■ **WHAT IS REQUIRED**: Retype the lines from the one with "gradient-tool-icon[interactable] <box>5 212" up to and including the one with "foreground-color-swatch[interactable] <box>1097 56", character for character.

■ **MATERIAL FOR THE TASK**:

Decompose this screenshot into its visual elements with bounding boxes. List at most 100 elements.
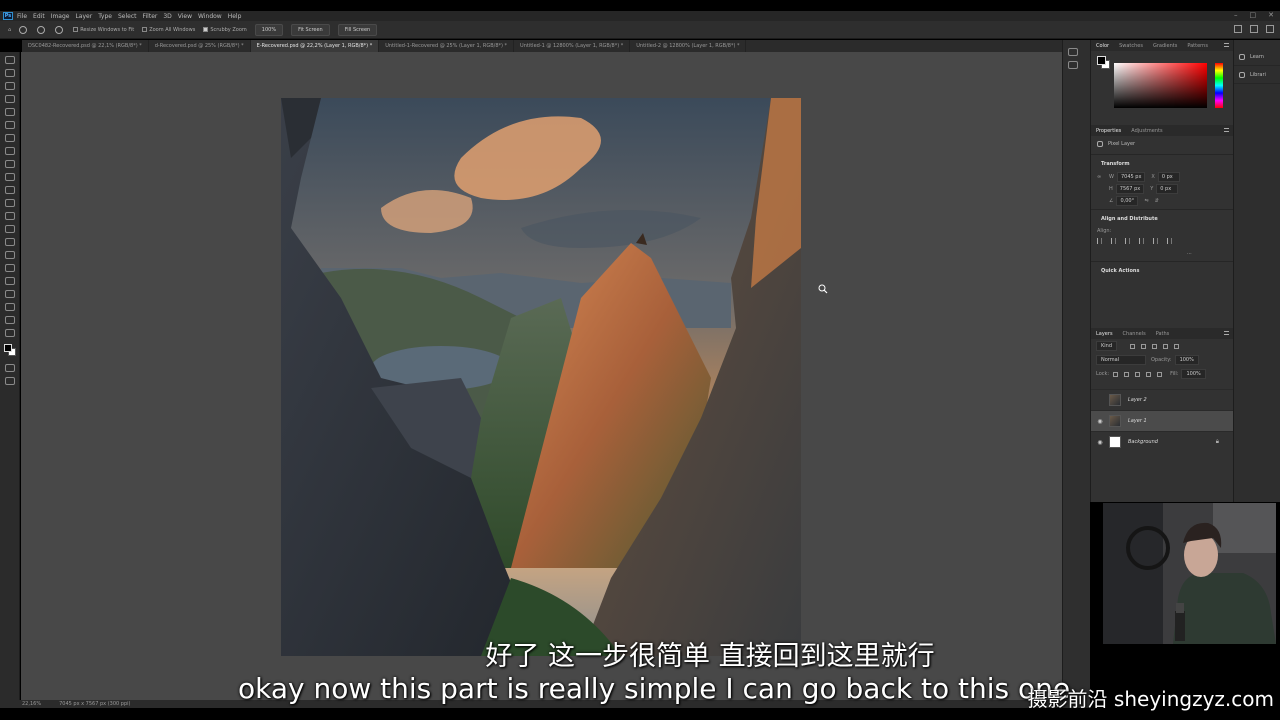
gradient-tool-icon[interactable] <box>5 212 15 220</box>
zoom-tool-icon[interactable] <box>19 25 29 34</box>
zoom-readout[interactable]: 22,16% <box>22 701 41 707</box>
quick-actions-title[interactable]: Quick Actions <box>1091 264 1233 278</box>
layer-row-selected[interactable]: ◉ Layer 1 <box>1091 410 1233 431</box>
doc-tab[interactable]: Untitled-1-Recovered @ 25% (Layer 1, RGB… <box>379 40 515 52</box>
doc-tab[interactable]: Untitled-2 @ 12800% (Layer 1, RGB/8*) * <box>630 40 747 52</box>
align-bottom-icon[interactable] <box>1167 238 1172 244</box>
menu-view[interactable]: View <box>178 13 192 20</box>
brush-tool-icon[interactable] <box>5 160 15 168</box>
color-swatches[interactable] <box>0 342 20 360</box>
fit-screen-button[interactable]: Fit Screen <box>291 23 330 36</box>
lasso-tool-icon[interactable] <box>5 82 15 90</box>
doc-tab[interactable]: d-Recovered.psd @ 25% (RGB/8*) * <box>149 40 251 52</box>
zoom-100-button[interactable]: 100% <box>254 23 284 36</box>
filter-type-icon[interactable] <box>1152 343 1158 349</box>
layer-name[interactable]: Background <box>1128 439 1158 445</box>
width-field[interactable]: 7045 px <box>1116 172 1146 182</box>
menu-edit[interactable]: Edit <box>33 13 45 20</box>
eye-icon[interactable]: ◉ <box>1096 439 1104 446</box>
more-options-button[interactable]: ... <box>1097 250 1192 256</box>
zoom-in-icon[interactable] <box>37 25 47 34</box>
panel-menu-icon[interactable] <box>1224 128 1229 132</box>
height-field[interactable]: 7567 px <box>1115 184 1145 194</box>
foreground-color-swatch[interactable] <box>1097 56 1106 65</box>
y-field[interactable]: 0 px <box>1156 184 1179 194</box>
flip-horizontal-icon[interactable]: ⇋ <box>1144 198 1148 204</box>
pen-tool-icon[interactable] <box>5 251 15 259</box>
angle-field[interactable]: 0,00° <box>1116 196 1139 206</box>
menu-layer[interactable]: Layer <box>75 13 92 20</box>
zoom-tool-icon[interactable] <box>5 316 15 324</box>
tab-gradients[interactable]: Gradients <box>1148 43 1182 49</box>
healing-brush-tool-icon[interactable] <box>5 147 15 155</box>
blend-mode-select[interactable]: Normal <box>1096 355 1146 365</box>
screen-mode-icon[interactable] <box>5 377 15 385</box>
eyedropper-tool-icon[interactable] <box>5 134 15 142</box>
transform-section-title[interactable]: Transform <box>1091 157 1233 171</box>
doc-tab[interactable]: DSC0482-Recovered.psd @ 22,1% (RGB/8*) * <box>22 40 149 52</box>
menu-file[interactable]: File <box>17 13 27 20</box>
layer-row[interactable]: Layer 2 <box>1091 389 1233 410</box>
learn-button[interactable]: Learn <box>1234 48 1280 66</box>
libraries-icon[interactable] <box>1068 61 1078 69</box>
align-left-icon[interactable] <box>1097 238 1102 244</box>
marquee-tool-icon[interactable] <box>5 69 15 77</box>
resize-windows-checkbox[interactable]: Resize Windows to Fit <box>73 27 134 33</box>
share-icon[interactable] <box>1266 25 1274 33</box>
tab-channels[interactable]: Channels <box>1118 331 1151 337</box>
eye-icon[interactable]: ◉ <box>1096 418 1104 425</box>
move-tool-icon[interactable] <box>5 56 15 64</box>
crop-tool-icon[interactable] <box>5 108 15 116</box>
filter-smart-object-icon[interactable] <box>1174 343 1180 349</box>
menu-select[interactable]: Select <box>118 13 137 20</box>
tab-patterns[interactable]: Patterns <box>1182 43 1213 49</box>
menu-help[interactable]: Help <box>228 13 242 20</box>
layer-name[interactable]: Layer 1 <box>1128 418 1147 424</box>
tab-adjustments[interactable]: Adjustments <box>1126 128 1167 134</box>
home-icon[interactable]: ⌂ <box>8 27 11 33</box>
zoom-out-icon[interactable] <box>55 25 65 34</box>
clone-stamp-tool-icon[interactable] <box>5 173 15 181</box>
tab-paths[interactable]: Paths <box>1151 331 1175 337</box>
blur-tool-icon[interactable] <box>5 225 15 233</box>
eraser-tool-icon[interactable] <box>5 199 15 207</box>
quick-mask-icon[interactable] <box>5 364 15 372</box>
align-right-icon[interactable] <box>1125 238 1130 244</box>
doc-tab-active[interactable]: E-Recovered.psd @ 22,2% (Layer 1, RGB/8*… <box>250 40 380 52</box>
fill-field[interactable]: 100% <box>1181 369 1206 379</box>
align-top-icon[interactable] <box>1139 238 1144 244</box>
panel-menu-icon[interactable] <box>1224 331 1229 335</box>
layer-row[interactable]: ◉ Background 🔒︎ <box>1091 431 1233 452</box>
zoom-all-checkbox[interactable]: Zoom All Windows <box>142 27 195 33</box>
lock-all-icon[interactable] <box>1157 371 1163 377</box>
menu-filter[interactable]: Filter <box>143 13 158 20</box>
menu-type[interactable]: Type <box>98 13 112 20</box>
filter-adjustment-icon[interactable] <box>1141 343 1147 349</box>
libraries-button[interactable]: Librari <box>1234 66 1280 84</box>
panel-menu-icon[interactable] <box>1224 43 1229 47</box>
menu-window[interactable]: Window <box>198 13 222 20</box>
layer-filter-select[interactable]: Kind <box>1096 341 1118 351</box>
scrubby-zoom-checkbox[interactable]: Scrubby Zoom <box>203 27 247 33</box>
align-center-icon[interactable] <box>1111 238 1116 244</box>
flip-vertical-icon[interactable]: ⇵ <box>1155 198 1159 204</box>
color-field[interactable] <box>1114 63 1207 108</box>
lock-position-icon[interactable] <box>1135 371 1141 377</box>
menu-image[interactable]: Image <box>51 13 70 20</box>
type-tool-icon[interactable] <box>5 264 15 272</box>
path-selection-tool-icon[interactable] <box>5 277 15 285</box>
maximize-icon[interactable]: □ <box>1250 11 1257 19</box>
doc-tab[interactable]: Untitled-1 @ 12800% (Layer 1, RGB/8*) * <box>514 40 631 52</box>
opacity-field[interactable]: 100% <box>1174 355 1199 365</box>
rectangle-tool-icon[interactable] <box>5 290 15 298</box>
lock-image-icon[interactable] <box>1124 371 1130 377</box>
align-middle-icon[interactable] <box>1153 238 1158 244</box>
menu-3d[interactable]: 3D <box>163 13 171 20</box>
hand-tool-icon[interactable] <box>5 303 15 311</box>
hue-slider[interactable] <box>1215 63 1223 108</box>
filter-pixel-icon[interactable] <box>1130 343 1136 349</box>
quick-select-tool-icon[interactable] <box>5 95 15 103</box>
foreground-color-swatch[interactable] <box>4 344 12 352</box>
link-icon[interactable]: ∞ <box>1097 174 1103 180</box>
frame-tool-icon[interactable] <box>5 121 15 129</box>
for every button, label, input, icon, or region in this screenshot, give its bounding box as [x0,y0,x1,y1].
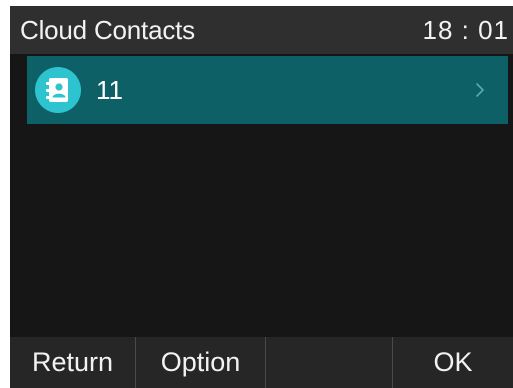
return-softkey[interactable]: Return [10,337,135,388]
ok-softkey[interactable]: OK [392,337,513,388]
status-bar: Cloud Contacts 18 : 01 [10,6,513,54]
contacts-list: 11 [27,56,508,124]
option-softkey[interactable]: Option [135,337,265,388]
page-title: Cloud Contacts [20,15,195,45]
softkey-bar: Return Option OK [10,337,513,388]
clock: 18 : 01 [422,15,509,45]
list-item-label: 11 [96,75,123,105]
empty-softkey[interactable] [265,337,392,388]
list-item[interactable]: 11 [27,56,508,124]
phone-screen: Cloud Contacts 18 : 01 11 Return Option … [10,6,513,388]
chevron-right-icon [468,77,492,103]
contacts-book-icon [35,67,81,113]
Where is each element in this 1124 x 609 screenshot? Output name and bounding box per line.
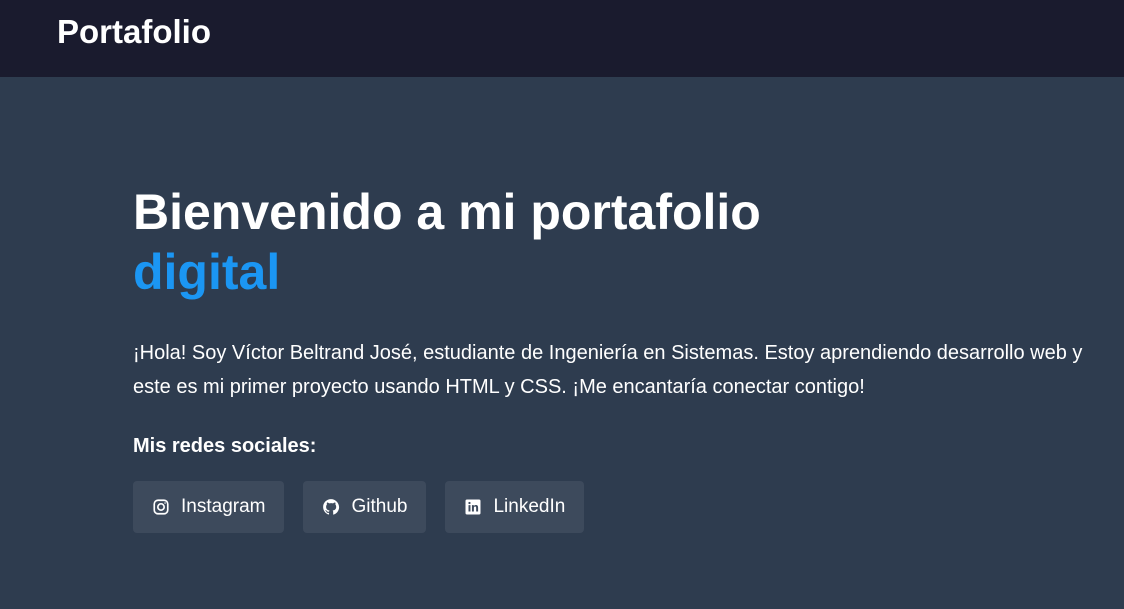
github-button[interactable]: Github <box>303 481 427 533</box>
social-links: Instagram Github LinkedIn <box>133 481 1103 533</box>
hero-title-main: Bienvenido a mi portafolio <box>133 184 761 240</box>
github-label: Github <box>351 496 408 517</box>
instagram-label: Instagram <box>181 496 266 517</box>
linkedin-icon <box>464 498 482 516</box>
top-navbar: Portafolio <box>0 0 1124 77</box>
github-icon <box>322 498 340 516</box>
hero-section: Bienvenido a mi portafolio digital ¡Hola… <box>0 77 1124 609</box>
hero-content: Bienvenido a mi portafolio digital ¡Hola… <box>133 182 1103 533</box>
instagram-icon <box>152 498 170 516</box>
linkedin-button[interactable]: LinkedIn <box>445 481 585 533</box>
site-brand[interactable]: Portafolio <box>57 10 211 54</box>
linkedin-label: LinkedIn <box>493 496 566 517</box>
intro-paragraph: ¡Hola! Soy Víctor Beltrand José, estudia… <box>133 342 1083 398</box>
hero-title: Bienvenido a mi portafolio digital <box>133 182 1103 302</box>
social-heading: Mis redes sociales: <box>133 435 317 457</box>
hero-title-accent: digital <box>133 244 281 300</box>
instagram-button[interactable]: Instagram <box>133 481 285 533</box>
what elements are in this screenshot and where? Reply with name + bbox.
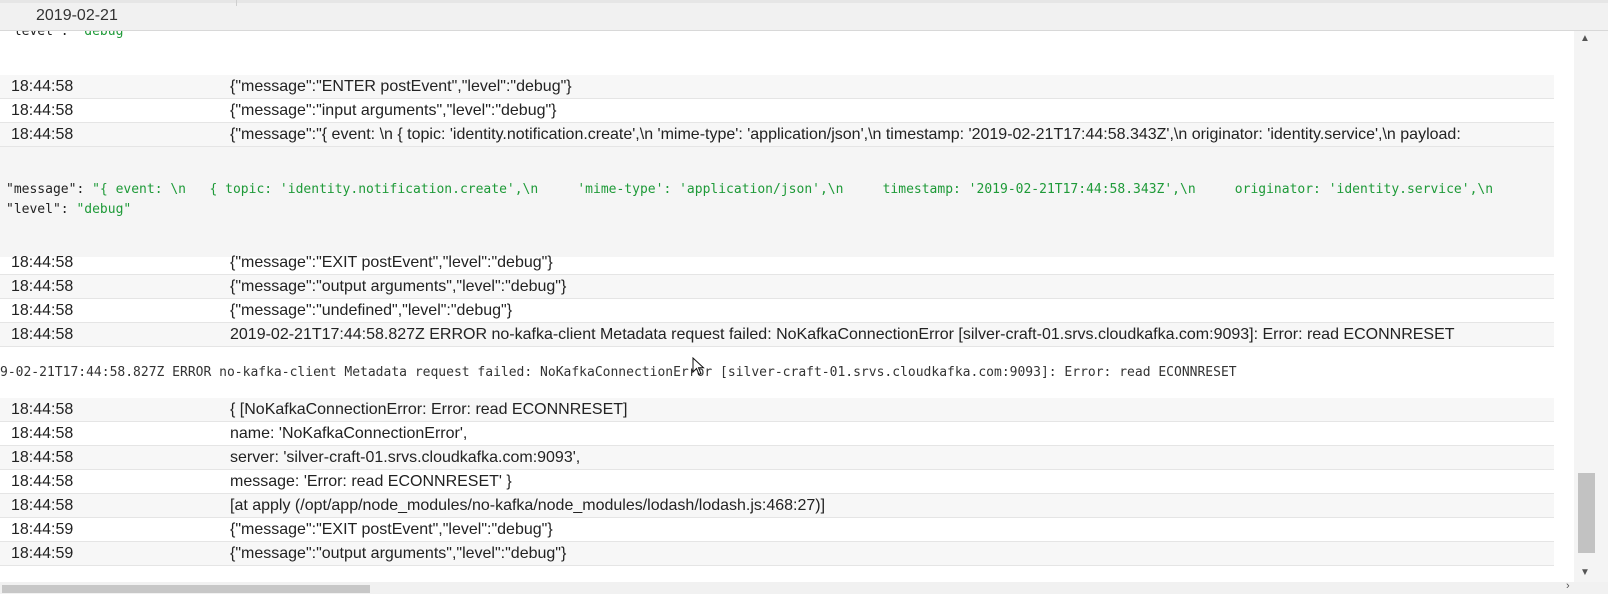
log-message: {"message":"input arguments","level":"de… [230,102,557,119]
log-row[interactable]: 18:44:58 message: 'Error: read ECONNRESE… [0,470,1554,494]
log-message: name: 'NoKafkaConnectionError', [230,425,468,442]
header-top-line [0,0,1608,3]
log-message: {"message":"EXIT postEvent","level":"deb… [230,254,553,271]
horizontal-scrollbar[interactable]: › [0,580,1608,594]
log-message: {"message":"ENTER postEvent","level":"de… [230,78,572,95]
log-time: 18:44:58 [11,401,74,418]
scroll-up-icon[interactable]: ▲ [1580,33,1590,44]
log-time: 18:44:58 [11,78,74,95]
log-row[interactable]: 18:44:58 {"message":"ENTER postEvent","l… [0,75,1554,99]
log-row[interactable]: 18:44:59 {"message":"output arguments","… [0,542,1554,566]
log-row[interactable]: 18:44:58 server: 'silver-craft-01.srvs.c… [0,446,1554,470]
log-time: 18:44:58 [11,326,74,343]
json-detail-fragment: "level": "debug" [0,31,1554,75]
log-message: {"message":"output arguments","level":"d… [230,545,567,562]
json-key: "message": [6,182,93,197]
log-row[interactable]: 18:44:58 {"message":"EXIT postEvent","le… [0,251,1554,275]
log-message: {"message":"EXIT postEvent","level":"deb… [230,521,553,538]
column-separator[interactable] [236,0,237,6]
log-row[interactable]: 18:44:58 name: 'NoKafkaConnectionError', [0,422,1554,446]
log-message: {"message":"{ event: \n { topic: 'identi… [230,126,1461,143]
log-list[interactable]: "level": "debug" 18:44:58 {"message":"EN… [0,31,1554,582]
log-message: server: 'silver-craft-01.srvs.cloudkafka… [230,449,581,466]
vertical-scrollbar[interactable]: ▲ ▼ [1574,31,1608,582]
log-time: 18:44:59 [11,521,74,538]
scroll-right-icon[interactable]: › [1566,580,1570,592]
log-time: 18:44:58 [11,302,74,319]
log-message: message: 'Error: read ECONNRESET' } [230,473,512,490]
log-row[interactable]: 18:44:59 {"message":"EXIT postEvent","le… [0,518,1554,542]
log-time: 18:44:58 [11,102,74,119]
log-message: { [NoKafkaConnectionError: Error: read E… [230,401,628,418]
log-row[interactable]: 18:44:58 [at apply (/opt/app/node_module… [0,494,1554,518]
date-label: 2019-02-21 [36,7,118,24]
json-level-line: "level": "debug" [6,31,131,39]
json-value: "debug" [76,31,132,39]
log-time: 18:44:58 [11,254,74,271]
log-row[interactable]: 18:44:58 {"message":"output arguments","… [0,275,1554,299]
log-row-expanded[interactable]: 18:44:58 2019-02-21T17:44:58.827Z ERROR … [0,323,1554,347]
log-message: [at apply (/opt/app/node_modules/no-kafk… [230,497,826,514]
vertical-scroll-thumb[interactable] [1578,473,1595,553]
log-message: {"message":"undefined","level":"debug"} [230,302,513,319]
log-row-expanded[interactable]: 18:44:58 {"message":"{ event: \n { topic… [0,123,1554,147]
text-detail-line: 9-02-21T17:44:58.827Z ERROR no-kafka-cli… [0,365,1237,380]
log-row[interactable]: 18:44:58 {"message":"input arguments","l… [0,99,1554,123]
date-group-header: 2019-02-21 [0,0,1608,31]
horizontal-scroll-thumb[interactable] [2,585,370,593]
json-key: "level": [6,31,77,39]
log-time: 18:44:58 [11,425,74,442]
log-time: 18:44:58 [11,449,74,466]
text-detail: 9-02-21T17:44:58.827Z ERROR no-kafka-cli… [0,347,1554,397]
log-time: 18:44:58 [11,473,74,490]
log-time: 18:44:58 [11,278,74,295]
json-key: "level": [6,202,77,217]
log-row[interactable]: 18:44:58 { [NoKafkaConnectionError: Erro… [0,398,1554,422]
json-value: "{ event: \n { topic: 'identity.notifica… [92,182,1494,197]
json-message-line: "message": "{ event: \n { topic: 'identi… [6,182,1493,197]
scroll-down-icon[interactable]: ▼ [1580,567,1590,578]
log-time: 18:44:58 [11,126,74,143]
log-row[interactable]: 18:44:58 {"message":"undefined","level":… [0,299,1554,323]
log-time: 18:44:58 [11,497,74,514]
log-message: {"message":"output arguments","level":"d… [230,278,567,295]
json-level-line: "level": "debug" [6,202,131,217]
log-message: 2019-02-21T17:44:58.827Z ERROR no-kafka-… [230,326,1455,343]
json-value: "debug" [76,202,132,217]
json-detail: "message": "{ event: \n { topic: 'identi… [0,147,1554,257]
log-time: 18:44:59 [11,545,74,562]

■ **SOLUTION FOR THIS TASK**:
gradient-tool-icon[interactable] <box>5 212 15 220</box>
zoom-tool-icon[interactable] <box>19 25 29 34</box>
zoom-readout[interactable]: 22,16% <box>22 701 41 707</box>
quick-actions-title[interactable]: Quick Actions <box>1091 264 1233 278</box>
layer-row-selected[interactable]: ◉ Layer 1 <box>1091 410 1233 431</box>
doc-tab[interactable]: Untitled-1-Recovered @ 25% (Layer 1, RGB… <box>379 40 515 52</box>
doc-tab[interactable]: Untitled-2 @ 12800% (Layer 1, RGB/8*) * <box>630 40 747 52</box>
align-bottom-icon[interactable] <box>1167 238 1172 244</box>
menu-view[interactable]: View <box>178 13 192 20</box>
brush-tool-icon[interactable] <box>5 160 15 168</box>
color-swatches[interactable] <box>0 342 20 360</box>
fit-screen-button[interactable]: Fit Screen <box>291 23 330 36</box>
lasso-tool-icon[interactable] <box>5 82 15 90</box>
doc-tab[interactable]: d-Recovered.psd @ 25% (RGB/8*) * <box>149 40 251 52</box>
zoom-100-button[interactable]: 100% <box>254 23 284 36</box>
filter-type-icon[interactable] <box>1152 343 1158 349</box>
layer-name[interactable]: Background <box>1128 439 1158 445</box>
width-field[interactable]: 7045 px <box>1116 172 1146 182</box>
menu-edit[interactable]: Edit <box>33 13 45 20</box>
eye-icon[interactable]: ◉ <box>1096 439 1104 446</box>
more-options-button[interactable]: ... <box>1097 250 1192 256</box>
zoom-in-icon[interactable] <box>37 25 47 34</box>
panel-menu-icon[interactable] <box>1224 128 1229 132</box>
height-field[interactable]: 7567 px <box>1115 184 1145 194</box>
foreground-color-swatch[interactable] <box>1097 56 1106 65</box>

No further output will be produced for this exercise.